My upset stomach and spinning head have nothing to do with the original content of the text, but they do bear some relationship to the trauma that occasioned this reading—the collapse of the Twin Towers, without which this building would not have been built, Holzer’s piece would not have been made, and I would not be feeling nauseous today. That original trauma was heavily mediated (screened, in more than one sense of the word), but for New Yorkers it was also immediate and physical: you could see it, smell it, taste it in the air. To induce nausea (not to mention the sense that the ceiling is falling) is not just to recollect but to reenact the trauma, in an altered context that provides a prompt to reverie—to memory.
This, too, is a kind of haunting—a revenant of a past trauma that is not quite laid to rest. A past that is also part of the present.
All the texts Holzer quotes were composed for the page. There, they exist in space—the rectangle of the page, the block of the book. They have presence, simultaneity, visual unity. They have a body: white paper, black ink. Here, space is translated into time.
Of course, books must also be translated into time: that’s what we call reading. We run our eyes in sequence over the words, stringing them on our lifeline. Print may be spatial, but reading is sequential. Though while reading a book we feel empowered to flip ahead to the future and back to the past, this is an illusion; if we sneak a peek at the ending, it’s in our present that we read it. Reading, we also revisit the past, but not simply: we introduce it into the present, and the present, changed, looks back on the past differently, changing it too.

Material provided:
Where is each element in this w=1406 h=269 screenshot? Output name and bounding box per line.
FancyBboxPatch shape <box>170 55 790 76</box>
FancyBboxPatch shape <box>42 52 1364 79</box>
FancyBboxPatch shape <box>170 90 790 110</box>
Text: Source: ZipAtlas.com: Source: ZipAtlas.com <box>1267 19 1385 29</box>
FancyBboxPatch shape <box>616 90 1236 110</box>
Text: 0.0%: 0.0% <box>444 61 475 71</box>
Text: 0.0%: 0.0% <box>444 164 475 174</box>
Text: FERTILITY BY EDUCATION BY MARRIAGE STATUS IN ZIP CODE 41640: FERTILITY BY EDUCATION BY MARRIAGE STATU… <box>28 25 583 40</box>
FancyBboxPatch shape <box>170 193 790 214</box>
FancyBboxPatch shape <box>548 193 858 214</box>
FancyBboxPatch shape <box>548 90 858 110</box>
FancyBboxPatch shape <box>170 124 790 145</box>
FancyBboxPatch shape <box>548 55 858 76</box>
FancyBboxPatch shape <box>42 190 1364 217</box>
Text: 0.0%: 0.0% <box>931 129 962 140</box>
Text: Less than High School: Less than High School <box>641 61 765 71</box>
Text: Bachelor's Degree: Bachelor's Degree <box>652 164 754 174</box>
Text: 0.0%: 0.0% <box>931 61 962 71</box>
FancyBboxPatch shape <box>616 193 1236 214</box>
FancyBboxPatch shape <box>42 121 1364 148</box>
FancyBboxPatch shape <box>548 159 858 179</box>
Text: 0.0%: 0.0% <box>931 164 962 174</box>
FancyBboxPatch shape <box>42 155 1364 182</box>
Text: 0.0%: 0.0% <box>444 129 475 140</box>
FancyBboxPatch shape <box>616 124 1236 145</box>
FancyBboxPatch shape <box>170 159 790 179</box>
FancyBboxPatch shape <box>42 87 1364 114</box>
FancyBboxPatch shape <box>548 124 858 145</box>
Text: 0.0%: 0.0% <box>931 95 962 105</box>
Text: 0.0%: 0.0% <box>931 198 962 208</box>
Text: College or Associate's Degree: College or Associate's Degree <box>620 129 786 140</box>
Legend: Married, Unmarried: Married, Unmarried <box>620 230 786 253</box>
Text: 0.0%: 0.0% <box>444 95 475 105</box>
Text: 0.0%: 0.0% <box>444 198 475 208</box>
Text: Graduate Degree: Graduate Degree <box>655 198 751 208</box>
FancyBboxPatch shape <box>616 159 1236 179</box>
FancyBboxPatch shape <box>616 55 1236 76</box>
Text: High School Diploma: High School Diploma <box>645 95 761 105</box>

Exercise requirements:
• a. Please rewrite the records from their first line through the line containing "FancyBboxPatch shape <box>170 90", swapping "screenshot" for "image" and leaving everything else as it is.
• b. Continue the essay on reading, memory, and trauma from its last sentence.

Answers in order:
• a.
Where is each element in this w=1406 h=269 image? Output name and bounding box per line.
FancyBboxPatch shape <box>170 55 790 76</box>
FancyBboxPatch shape <box>42 52 1364 79</box>
FancyBboxPatch shape <box>170 90 790 110</box>

• b.
Time is a Heraclitian river, and Holzer reminds us of its flow. What comes, comes too slowly; what leaves, leaves all too fast. We can’t look back to check a reference, or reread a dense passage to let our understanding deepen. Only the shortest sentences can be read in full. Longer ones must be read piecemeal, a few words at a time. The effect is of a sort of pointillism of sense. The meaning of the whole has to be assembled through an effort of memory and anticipation. We try to hold on to the past and can’t. We try to guess the future, and get it wrong.
Many of Holzer’s selected texts describe a New York that has slipped away, eluding even memory. But the words, as they slide by, do not only describe but perform the slipperiness of memory. They perform loss. Or, rather, we perform them.
“I thought longing should be there—hoping to understand, hoping to have more, wishing to have more time,” says Holzer.
I don’t mean to imply that what distinguishes this text from printed text is that it has a performative element. It simply has a different performative element. By flowing the text, removing line breaks and page turns, Holzer has removed one performance—that of the reader weaving down the page, turning to the next—with another. That turn and re-turn is part of the poem. To eliminate line breaks, replacing them with pauses, is to rewrite the poem. To eliminate the page is, too. Though most prose writers do not think of the page as part of their work, many poets do. In fact, one of the effects of displacing writing from the page is that it illuminates the architecture of that page.
Let’s describe the architecture of a book: it opens and closes. It has hand-operated moving parts. It has hinges, like a door or a series of doors. It is made of paper, board, glue, thread, ink: generally organic substances, whose physical origins—plant, animal—we can guess at. It is smaller than us. It is for individual use.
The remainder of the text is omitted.